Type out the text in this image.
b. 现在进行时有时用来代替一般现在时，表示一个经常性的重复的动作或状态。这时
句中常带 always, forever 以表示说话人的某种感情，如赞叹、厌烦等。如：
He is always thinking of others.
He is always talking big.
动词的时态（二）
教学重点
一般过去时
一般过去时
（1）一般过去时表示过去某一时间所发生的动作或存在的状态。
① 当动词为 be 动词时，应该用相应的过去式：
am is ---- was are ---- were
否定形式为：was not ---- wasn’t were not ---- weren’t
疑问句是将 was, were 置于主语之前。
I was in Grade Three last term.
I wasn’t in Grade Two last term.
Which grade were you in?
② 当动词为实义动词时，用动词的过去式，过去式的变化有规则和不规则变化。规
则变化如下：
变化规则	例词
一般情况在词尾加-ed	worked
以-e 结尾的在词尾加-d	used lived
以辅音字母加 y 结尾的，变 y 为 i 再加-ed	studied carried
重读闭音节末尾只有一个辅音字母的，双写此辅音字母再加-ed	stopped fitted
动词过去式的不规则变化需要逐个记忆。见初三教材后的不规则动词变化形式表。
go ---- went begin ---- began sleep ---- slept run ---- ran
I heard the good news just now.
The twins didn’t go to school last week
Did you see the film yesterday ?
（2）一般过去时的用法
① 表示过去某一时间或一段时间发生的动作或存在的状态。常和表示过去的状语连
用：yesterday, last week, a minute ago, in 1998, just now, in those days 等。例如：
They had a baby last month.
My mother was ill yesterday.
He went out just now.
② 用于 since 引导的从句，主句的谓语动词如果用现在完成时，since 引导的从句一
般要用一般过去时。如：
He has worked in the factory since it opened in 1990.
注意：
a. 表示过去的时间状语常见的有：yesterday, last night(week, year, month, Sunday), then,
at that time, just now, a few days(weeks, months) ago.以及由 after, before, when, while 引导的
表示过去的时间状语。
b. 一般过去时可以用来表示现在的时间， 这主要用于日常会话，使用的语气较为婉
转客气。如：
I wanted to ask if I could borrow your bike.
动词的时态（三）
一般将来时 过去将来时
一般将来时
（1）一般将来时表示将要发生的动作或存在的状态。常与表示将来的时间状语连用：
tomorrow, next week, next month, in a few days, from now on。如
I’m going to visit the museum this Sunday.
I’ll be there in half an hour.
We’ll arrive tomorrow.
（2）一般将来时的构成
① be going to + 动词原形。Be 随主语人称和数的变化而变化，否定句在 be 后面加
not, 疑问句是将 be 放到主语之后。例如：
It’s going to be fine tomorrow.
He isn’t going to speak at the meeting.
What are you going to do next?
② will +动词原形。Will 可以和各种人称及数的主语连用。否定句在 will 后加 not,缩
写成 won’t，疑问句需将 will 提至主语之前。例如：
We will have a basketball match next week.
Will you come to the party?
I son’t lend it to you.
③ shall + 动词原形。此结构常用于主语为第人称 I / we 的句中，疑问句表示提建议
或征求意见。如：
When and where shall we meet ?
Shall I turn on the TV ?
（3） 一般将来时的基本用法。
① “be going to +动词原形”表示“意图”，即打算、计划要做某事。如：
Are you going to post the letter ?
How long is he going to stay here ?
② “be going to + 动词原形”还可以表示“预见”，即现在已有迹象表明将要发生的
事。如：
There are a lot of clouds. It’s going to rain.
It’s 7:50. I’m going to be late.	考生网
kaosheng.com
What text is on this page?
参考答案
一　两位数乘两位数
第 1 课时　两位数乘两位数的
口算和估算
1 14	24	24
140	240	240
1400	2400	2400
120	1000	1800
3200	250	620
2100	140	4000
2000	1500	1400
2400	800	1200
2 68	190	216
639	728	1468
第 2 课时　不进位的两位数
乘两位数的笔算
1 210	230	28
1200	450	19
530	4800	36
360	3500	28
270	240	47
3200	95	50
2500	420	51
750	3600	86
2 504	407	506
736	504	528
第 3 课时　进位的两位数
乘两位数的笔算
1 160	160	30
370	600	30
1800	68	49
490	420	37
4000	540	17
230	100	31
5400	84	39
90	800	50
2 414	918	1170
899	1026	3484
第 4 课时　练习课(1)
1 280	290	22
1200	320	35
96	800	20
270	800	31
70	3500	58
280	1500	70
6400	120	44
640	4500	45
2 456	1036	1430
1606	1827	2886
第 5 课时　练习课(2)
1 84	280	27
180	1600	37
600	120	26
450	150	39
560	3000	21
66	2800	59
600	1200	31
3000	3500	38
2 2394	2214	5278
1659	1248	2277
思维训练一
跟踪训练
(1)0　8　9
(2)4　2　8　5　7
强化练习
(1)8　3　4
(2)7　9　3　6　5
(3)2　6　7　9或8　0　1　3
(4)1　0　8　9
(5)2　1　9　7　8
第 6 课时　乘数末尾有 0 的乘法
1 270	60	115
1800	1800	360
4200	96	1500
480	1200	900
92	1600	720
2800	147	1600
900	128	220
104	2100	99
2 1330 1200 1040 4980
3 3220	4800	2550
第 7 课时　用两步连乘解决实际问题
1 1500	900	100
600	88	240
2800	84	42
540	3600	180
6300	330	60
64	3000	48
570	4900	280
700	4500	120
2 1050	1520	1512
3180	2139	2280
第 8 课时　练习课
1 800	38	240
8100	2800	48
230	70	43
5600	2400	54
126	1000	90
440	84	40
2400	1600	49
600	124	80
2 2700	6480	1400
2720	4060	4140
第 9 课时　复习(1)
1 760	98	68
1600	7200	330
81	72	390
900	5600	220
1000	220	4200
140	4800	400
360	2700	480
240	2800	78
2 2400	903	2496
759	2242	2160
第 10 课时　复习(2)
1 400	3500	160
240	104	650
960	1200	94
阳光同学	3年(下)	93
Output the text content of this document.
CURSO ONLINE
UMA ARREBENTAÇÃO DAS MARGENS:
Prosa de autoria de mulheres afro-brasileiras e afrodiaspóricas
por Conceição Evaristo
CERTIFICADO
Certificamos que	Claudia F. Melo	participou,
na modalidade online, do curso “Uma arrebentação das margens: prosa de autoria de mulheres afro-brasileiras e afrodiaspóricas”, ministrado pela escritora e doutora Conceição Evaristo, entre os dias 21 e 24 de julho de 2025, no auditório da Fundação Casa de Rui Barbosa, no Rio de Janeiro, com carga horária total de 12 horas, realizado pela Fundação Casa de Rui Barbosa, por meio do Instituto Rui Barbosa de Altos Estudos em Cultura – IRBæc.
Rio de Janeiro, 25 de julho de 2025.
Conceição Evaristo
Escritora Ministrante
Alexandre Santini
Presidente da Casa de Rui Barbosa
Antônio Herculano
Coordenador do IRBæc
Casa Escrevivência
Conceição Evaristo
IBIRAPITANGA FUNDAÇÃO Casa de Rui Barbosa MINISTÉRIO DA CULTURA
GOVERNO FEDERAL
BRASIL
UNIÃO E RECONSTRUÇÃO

= = =

### Job:
Output all of the material exactly as written.

### Written answer:
Type out the text in this image.
b. 现在进行时有时用来代替一般现在时，表示一个经常性的重复的动作或状态。这时
句中常带 always, forever 以表示说话人的某种感情，如赞叹、厌烦等。如：
He is always thinking of others.
He is always talking big.
动词的时态（二）
教学重点
一般过去时
一般过去时
（1）一般过去时表示过去某一时间所发生的动作或存在的状态。
① 当动词为 be 动词时，应该用相应的过去式：
am is ---- was are ---- were
否定形式为：was not ---- wasn’t were not ---- weren’t
疑问句是将 was, were 置于主语之前。
I was in Grade Three last term.
I wasn’t in Grade Two last term.
Which grade were you in?
② 当动词为实义动词时，用动词的过去式，过去式的变化有规则和不规则变化。规
则变化如下：
变化规则	例词
一般情况在词尾加-ed	worked
以-e 结尾的在词尾加-d	used lived
以辅音字母加 y 结尾的，变 y 为 i 再加-ed	studied carried
重读闭音节末尾只有一个辅音字母的，双写此辅音字母再加-ed	stopped fitted
动词过去式的不规则变化需要逐个记忆。见初三教材后的不规则动词变化形式表。
go ---- went begin ---- began sleep ---- slept run ---- ran
I heard the good news just now.
The twins didn’t go to school last week
Did you see the film yesterday ?
（2）一般过去时的用法
① 表示过去某一时间或一段时间发生的动作或存在的状态。常和表示过去的状语连
用：yesterday, last week, a minute ago, in 1998, just now, in those days 等。例如：
They had a baby last month.
My mother was ill yesterday.
He went out just now.
② 用于 since 引导的从句，主句的谓语动词如果用现在完成时，since 引导的从句一
般要用一般过去时。如：
He has worked in the factory since it opened in 1990.
注意：
a. 表示过去的时间状语常见的有：yesterday, last night(week, year, month, Sunday), then,
at that time, just now, a few days(weeks, months) ago.以及由 after, before, when, while 引导的
表示过去的时间状语。
b. 一般过去时可以用来表示现在的时间， 这主要用于日常会话，使用的语气较为婉
转客气。如：
I wanted to ask if I could borrow your bike.
动词的时态（三）
一般将来时 过去将来时
一般将来时
（1）一般将来时表示将要发生的动作或存在的状态。常与表示将来的时间状语连用：
tomorrow, next week, next month, in a few days, from now on。如
I’m going to visit the museum this Sunday.
I’ll be there in half an hour.
We’ll arrive tomorrow.
（2）一般将来时的构成
① be going to + 动词原形。Be 随主语人称和数的变化而变化，否定句在 be 后面加
not, 疑问句是将 be 放到主语之后。例如：
It’s going to be fine tomorrow.
He isn’t going to speak at the meeting.
What are you going to do next?
② will +动词原形。Will 可以和各种人称及数的主语连用。否定句在 will 后加 not,缩
写成 won’t，疑问句需将 will 提至主语之前。例如：
We will have a basketball match next week.
Will you come to the party?
I son’t lend it to you.
③ shall + 动词原形。此结构常用于主语为第人称 I / we 的句中，疑问句表示提建议
或征求意见。如：
When and where shall we meet ?
Shall I turn on the TV ?
（3） 一般将来时的基本用法。
① “be going to +动词原形”表示“意图”，即打算、计划要做某事。如：
Are you going to post the letter ?
How long is he going to stay here ?
② “be going to + 动词原形”还可以表示“预见”，即现在已有迹象表明将要发生的
事。如：
There are a lot of clouds. It’s going to rain.
It’s 7:50. I’m going to be late.	考生网
kaosheng.com
What text is on this page?
参考答案
一　两位数乘两位数
第 1 课时　两位数乘两位数的
口算和估算
1 14	24	24
140	240	240
1400	2400	2400
120	1000	1800
3200	250	620
2100	140	4000
2000	1500	1400
2400	800	1200
2 68	190	216
639	728	1468
第 2 课时　不进位的两位数
乘两位数的笔算
1 210	230	28
1200	450	19
530	4800	36
360	3500	28
270	240	47
3200	95	50
2500	420	51
750	3600	86
2 504	407	506
736	504	528
第 3 课时　进位的两位数
乘两位数的笔算
1 160	160	30
370	600	30
1800	68	49
490	420	37
4000	540	17
230	100	31
5400	84	39
90	800	50
2 414	918	1170
899	1026	3484
第 4 课时　练习课(1)
1 280	290	22
1200	320	35
96	800	20
270	800	31
70	3500	58
280	1500	70
6400	120	44
640	4500	45
2 456	1036	1430
1606	1827	2886
第 5 课时　练习课(2)
1 84	280	27
180	1600	37
600	120	26
450	150	39
560	3000	21
66	2800	59
600	1200	31
3000	3500	38
2 2394	2214	5278
1659	1248	2277
思维训练一
跟踪训练
(1)0　8　9
(2)4　2　8　5　7
强化练习
(1)8　3　4
(2)7　9　3　6　5
(3)2　6　7　9或8　0　1　3
(4)1　0　8　9
(5)2　1　9　7　8
第 6 课时　乘数末尾有 0 的乘法
1 270	60	115
1800	1800	360
4200	96	1500
480	1200	900
92	1600	720
2800	147	1600
900	128	220
104	2100	99
2 1330 1200 1040 4980
3 3220	4800	2550
第 7 课时　用两步连乘解决实际问题
1 1500	900	100
600	88	240
2800	84	42
540	3600	180
6300	330	60
64	3000	48
570	4900	280
700	4500	120
2 1050	1520	1512
3180	2139	2280
第 8 课时　练习课
1 800	38	240
8100	2800	48
230	70	43
5600	2400	54
126	1000	90
440	84	40
2400	1600	49
600	124	80
2 2700	6480	1400
2720	4060	4140
第 9 课时　复习(1)
1 760	98	68
1600	7200	330
81	72	390
900	5600	220
1000	220	4200
140	4800	400
360	2700	480
240	2800	78
2 2400	903	2496
759	2242	2160
第 10 课时　复习(2)
1 400	3500	160
240	104	650
960	1200	94
阳光同学	3年(下)	93
Output the text content of this document.
CURSO ONLINE
UMA ARREBENTAÇÃO DAS MARGENS:
Prosa de autoria de mulheres afro-brasileiras e afrodiaspóricas
por Conceição Evaristo
CERTIFICADO
Certificamos que	Claudia F. Melo	participou,
na modalidade online, do curso “Uma arrebentação das margens: prosa de autoria de mulheres afro-brasileiras e afrodiaspóricas”, ministrado pela escritora e doutora Conceição Evaristo, entre os dias 21 e 24 de julho de 2025, no auditório da Fundação Casa de Rui Barbosa, no Rio de Janeiro, com carga horária total de 12 horas, realizado pela Fundação Casa de Rui Barbosa, por meio do Instituto Rui Barbosa de Altos Estudos em Cultura – IRBæc.
Rio de Janeiro, 25 de julho de 2025.
Conceição Evaristo
Escritora Ministrante
Alexandre Santini
Presidente da Casa de Rui Barbosa
Antônio Herculano
Coordenador do IRBæc
Casa Escrevivência
Conceição Evaristo
IBIRAPITANGA FUNDAÇÃO Casa de Rui Barbosa MINISTÉRIO DA CULTURA
GOVERNO FEDERAL
BRASIL
UNIÃO E RECONSTRUÇÃO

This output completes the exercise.